→ **Task to complete**:
Show all lines from the data that include the word "Bank".

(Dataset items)
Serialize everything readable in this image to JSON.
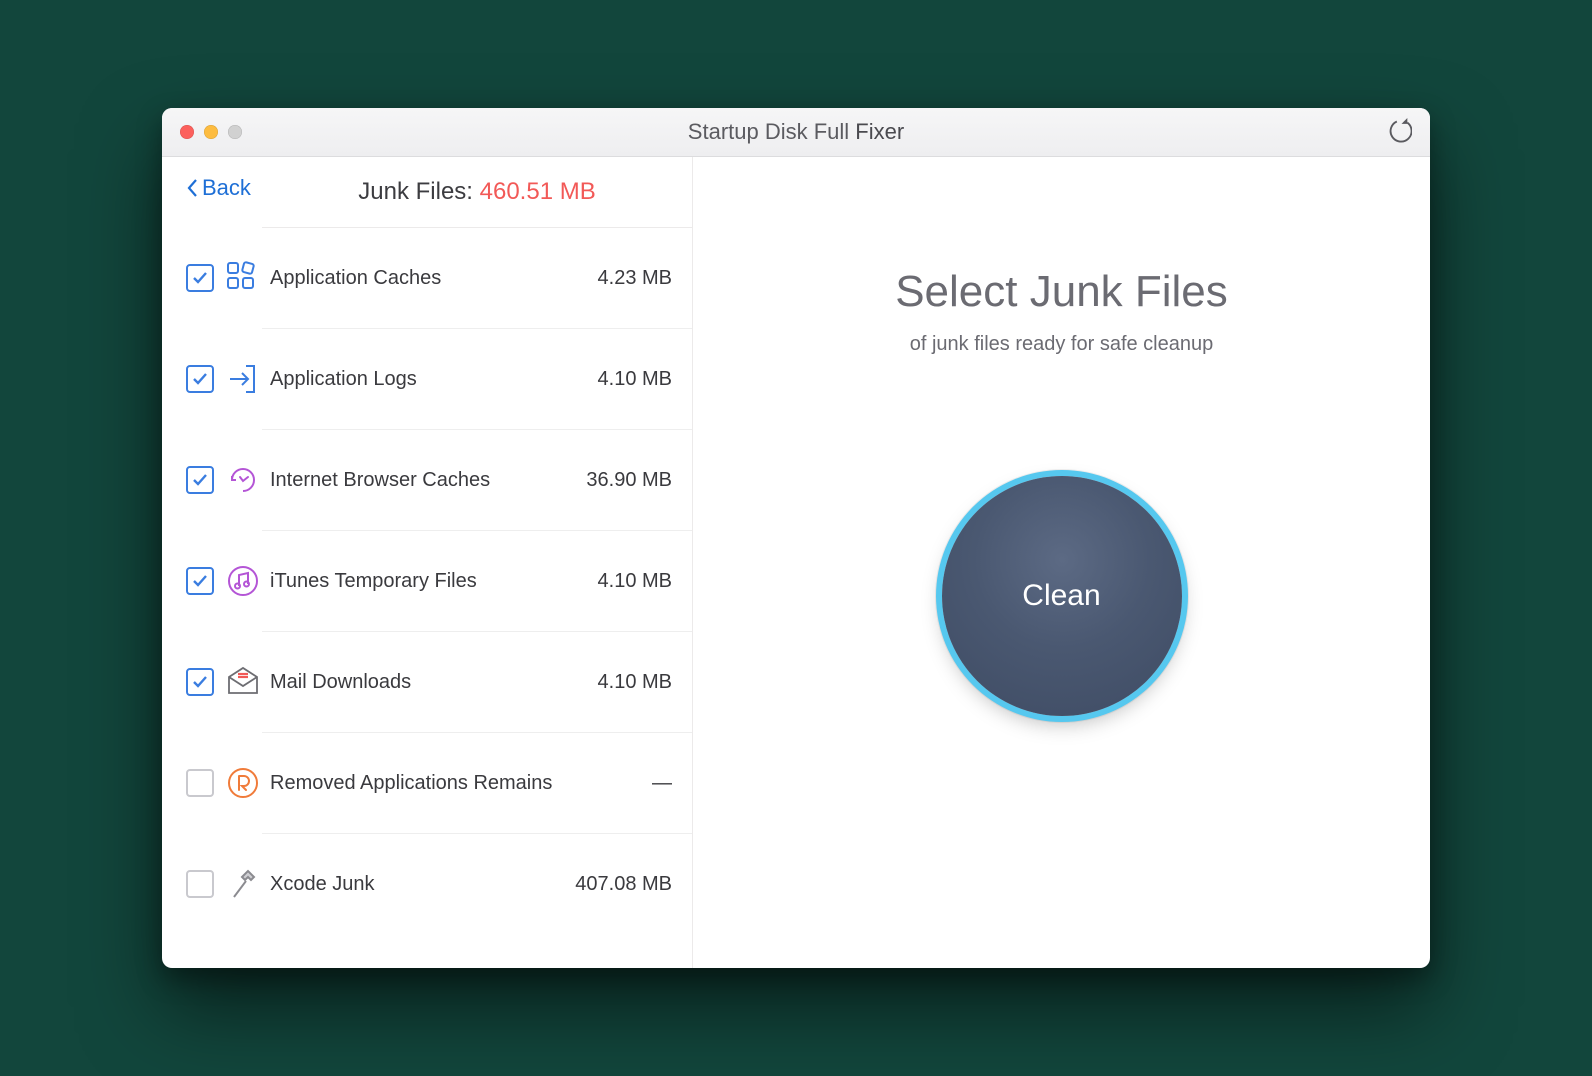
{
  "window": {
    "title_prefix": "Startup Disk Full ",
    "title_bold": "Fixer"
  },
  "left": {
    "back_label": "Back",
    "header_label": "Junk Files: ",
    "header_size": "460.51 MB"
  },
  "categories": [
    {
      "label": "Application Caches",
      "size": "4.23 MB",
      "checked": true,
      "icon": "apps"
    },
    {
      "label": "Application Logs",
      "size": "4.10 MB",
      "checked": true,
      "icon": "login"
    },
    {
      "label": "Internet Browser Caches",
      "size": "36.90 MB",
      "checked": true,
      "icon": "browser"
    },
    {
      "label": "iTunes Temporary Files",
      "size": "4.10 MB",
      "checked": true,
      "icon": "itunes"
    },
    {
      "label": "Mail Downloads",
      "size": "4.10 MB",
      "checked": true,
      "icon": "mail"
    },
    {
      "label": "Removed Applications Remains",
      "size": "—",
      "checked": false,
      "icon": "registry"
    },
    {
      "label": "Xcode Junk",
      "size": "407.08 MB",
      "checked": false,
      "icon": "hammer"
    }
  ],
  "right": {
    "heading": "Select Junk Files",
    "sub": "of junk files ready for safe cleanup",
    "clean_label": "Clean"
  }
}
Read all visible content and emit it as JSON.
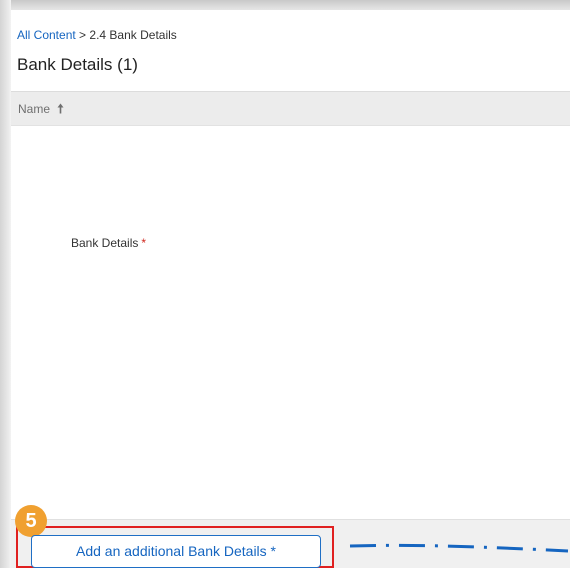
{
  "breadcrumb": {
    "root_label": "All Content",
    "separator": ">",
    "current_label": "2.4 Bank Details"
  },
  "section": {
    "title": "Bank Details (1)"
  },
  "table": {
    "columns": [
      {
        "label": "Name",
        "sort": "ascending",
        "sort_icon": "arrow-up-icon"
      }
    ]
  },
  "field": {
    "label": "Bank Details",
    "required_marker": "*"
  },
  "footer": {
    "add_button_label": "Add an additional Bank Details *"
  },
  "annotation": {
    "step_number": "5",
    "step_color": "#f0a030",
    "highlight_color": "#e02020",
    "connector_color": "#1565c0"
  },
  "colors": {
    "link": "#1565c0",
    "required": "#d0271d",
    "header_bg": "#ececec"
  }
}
--
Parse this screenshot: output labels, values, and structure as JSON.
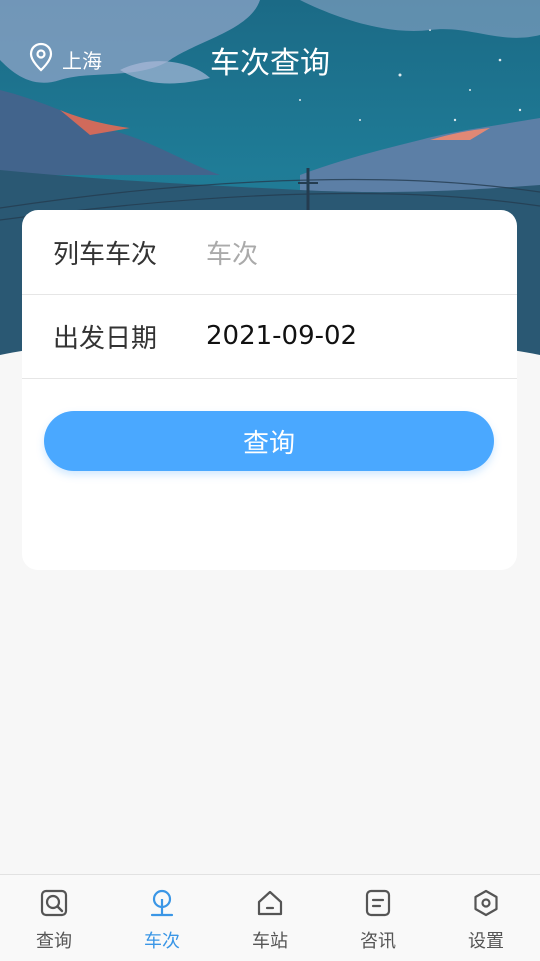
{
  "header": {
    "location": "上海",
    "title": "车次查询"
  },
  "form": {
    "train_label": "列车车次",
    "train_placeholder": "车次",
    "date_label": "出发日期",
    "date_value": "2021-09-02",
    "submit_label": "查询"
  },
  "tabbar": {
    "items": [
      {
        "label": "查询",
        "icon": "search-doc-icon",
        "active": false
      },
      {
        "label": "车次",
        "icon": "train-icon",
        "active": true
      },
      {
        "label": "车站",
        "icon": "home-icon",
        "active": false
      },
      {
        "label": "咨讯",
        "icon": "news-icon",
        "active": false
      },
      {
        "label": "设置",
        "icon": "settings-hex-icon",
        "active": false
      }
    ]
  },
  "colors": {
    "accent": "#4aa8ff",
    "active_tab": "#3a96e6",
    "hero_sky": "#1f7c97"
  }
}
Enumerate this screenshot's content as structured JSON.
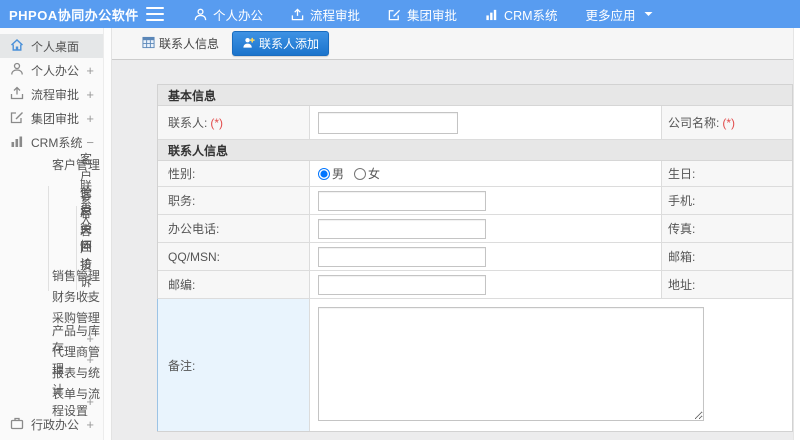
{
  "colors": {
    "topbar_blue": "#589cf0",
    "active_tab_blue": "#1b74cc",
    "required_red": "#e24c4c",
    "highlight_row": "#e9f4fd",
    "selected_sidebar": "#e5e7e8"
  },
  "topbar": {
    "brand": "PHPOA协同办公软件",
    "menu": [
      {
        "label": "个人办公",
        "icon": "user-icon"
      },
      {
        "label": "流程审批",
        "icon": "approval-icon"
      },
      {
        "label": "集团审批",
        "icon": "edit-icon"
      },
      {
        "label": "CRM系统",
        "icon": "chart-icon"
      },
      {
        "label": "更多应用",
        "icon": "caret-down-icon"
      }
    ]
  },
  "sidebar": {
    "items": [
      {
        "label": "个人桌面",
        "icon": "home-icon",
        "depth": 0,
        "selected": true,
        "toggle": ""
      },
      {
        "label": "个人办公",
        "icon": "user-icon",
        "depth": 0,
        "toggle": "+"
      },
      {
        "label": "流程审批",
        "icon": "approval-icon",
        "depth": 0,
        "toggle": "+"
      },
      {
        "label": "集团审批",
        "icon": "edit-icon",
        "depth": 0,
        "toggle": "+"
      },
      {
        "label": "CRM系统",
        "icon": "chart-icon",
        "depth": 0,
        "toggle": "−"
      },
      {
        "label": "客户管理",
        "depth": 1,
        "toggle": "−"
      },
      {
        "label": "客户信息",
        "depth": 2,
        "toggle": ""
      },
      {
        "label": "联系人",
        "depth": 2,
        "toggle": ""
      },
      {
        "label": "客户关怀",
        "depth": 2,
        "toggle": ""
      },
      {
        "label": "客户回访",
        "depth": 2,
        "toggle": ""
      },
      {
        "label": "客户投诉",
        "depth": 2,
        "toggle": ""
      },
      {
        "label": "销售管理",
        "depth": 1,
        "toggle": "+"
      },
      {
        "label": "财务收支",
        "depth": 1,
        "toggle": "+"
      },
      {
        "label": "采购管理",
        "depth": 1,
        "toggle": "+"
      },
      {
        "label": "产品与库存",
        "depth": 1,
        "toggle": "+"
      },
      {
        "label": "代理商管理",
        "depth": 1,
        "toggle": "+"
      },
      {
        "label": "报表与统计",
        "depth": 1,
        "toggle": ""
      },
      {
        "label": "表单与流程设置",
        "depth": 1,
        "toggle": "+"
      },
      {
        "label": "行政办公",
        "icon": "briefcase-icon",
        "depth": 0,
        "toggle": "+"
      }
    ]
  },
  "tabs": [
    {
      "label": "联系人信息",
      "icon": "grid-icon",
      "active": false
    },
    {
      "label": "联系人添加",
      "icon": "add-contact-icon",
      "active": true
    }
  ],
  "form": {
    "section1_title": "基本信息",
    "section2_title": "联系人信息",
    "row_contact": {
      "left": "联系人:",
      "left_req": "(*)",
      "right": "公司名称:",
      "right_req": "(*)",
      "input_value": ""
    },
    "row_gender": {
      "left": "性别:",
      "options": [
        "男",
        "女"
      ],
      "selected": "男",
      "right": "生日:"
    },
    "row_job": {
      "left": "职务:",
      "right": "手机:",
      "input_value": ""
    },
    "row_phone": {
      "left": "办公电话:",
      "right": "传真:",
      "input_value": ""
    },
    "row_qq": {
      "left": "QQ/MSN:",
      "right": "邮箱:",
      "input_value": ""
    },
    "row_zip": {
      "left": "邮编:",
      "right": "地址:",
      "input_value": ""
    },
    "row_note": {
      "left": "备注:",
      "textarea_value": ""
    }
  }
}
...
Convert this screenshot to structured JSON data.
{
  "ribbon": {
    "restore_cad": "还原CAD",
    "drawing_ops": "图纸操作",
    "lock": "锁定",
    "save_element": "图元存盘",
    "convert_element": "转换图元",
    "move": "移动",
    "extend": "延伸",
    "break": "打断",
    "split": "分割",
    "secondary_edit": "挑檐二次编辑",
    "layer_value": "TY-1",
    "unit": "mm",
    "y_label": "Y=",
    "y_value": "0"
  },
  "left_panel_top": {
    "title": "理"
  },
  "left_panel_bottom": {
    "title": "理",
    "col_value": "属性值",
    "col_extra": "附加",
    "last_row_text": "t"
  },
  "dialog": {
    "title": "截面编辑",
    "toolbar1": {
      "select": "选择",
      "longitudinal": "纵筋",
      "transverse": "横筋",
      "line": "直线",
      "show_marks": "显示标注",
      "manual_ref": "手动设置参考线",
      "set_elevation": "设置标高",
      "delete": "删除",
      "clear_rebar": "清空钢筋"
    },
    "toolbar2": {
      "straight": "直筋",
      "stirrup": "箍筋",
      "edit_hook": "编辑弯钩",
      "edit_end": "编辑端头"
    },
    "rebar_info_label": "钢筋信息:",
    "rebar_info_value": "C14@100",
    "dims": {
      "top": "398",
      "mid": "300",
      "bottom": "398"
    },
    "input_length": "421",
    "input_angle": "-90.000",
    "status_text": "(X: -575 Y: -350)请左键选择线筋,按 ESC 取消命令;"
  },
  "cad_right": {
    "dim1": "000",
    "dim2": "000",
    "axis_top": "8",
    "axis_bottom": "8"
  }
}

→ **The response**:
    "current_label": "2.4 Bank Details"
    "title": "Bank Details (1)"
    "label": "Bank Details",
    "add_button_label": "Add an additional Bank Details *"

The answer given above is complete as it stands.